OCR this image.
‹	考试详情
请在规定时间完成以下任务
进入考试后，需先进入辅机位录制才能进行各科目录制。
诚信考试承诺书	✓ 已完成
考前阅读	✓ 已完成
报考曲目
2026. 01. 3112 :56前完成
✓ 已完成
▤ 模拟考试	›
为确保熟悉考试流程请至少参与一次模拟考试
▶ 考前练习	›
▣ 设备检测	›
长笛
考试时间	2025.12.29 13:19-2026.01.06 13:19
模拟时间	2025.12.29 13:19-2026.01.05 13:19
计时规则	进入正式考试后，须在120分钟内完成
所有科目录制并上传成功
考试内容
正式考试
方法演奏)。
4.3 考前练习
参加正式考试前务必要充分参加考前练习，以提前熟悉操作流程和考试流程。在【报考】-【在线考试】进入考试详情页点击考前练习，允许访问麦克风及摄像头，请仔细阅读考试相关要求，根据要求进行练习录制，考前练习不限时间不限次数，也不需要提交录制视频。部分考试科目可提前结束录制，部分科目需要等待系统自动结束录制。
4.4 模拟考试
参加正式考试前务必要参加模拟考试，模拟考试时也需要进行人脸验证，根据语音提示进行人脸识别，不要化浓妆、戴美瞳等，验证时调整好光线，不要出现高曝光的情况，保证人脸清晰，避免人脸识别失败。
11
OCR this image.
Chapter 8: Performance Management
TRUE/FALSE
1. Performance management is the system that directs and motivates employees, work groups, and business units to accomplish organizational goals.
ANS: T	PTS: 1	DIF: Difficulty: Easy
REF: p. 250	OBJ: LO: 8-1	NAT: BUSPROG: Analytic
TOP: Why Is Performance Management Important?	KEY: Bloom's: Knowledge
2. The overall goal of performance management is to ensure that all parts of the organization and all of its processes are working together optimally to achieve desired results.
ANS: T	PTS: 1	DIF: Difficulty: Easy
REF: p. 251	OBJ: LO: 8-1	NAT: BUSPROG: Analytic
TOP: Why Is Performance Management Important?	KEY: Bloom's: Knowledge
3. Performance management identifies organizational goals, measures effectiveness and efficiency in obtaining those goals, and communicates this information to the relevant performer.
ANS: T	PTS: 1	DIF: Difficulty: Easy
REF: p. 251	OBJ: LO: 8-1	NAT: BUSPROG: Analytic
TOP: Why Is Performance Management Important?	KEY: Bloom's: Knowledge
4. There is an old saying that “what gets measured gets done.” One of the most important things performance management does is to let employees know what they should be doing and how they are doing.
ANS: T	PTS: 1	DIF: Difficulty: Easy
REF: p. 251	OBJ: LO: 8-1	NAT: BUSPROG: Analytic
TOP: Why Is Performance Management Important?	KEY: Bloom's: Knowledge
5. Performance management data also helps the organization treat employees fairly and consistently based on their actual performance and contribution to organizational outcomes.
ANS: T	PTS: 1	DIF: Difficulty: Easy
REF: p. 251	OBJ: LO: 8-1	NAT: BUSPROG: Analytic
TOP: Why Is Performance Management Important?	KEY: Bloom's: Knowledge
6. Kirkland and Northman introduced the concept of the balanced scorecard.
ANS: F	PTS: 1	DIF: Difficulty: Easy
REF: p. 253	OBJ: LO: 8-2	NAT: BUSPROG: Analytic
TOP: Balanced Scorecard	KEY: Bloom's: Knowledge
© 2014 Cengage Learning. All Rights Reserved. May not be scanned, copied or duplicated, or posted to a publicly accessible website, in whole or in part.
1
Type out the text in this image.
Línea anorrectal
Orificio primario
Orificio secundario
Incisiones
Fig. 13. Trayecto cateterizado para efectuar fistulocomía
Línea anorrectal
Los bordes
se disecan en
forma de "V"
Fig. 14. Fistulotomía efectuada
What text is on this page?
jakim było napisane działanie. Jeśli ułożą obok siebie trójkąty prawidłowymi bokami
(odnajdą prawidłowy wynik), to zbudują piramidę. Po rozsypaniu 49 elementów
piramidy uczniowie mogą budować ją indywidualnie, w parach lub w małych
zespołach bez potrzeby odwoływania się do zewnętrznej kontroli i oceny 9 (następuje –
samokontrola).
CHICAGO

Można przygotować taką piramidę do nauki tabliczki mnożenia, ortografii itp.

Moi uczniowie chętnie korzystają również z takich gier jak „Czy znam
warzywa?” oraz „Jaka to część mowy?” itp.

====

__What needs to be done__
Every record above needs to be repeated word for word.

__Answer to the exercise__
OCR this image.
‹	考试详情
请在规定时间完成以下任务
进入考试后，需先进入辅机位录制才能进行各科目录制。
诚信考试承诺书	✓ 已完成
考前阅读	✓ 已完成
报考曲目
2026. 01. 3112 :56前完成
✓ 已完成
▤ 模拟考试	›
为确保熟悉考试流程请至少参与一次模拟考试
▶ 考前练习	›
▣ 设备检测	›
长笛
考试时间	2025.12.29 13:19-2026.01.06 13:19
模拟时间	2025.12.29 13:19-2026.01.05 13:19
计时规则	进入正式考试后，须在120分钟内完成
所有科目录制并上传成功
考试内容
正式考试
方法演奏)。
4.3 考前练习
参加正式考试前务必要充分参加考前练习，以提前熟悉操作流程和考试流程。在【报考】-【在线考试】进入考试详情页点击考前练习，允许访问麦克风及摄像头，请仔细阅读考试相关要求，根据要求进行练习录制，考前练习不限时间不限次数，也不需要提交录制视频。部分考试科目可提前结束录制，部分科目需要等待系统自动结束录制。
4.4 模拟考试
参加正式考试前务必要参加模拟考试，模拟考试时也需要进行人脸验证，根据语音提示进行人脸识别，不要化浓妆、戴美瞳等，验证时调整好光线，不要出现高曝光的情况，保证人脸清晰，避免人脸识别失败。
11
OCR this image.
Chapter 8: Performance Management
TRUE/FALSE
1. Performance management is the system that directs and motivates employees, work groups, and business units to accomplish organizational goals.
ANS: T	PTS: 1	DIF: Difficulty: Easy
REF: p. 250	OBJ: LO: 8-1	NAT: BUSPROG: Analytic
TOP: Why Is Performance Management Important?	KEY: Bloom's: Knowledge
2. The overall goal of performance management is to ensure that all parts of the organization and all of its processes are working together optimally to achieve desired results.
ANS: T	PTS: 1	DIF: Difficulty: Easy
REF: p. 251	OBJ: LO: 8-1	NAT: BUSPROG: Analytic
TOP: Why Is Performance Management Important?	KEY: Bloom's: Knowledge
3. Performance management identifies organizational goals, measures effectiveness and efficiency in obtaining those goals, and communicates this information to the relevant performer.
ANS: T	PTS: 1	DIF: Difficulty: Easy
REF: p. 251	OBJ: LO: 8-1	NAT: BUSPROG: Analytic
TOP: Why Is Performance Management Important?	KEY: Bloom's: Knowledge
4. There is an old saying that “what gets measured gets done.” One of the most important things performance management does is to let employees know what they should be doing and how they are doing.
ANS: T	PTS: 1	DIF: Difficulty: Easy
REF: p. 251	OBJ: LO: 8-1	NAT: BUSPROG: Analytic
TOP: Why Is Performance Management Important?	KEY: Bloom's: Knowledge
5. Performance management data also helps the organization treat employees fairly and consistently based on their actual performance and contribution to organizational outcomes.
ANS: T	PTS: 1	DIF: Difficulty: Easy
REF: p. 251	OBJ: LO: 8-1	NAT: BUSPROG: Analytic
TOP: Why Is Performance Management Important?	KEY: Bloom's: Knowledge
6. Kirkland and Northman introduced the concept of the balanced scorecard.
ANS: F	PTS: 1	DIF: Difficulty: Easy
REF: p. 253	OBJ: LO: 8-2	NAT: BUSPROG: Analytic
TOP: Balanced Scorecard	KEY: Bloom's: Knowledge
© 2014 Cengage Learning. All Rights Reserved. May not be scanned, copied or duplicated, or posted to a publicly accessible website, in whole or in part.
1
Type out the text in this image.
Línea anorrectal
Orificio primario
Orificio secundario
Incisiones
Fig. 13. Trayecto cateterizado para efectuar fistulocomía
Línea anorrectal
Los bordes
se disecan en
forma de "V"
Fig. 14. Fistulotomía efectuada
What text is on this page?
jakim było napisane działanie. Jeśli ułożą obok siebie trójkąty prawidłowymi bokami
(odnajdą prawidłowy wynik), to zbudują piramidę. Po rozsypaniu 49 elementów
piramidy uczniowie mogą budować ją indywidualnie, w parach lub w małych
zespołach bez potrzeby odwoływania się do zewnętrznej kontroli i oceny 9 (następuje –
samokontrola).
CHICAGO

Można przygotować taką piramidę do nauki tabliczki mnożenia, ortografii itp.

Moi uczniowie chętnie korzystają również z takich gier jak „Czy znam
warzywa?” oraz „Jaka to część mowy?” itp.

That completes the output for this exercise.